Task to complete: Select every line holding the word "Iowa" and copy it.

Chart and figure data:
▼▼▼
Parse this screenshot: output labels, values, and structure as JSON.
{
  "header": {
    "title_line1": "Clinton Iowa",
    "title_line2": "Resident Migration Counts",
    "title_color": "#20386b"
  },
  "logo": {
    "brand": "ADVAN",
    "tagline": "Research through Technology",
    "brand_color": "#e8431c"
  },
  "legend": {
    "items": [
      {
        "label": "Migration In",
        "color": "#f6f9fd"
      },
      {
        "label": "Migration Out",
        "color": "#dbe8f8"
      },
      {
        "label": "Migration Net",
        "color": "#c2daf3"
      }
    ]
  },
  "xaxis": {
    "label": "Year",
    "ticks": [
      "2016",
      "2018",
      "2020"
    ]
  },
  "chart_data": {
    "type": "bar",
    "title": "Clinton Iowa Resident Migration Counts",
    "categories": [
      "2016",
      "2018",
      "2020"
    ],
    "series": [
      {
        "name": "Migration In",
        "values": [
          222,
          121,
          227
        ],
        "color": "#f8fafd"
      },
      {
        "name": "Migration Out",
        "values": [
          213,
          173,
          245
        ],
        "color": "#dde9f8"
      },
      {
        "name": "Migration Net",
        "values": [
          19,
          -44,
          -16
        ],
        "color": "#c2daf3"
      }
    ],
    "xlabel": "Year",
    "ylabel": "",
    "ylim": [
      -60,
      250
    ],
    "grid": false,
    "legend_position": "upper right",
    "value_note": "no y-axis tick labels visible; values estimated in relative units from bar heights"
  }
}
▲▲▲
Reply to the exercise:
    "title_line1": "Clinton Iowa",
    "title": "Clinton Iowa Resident Migration Counts",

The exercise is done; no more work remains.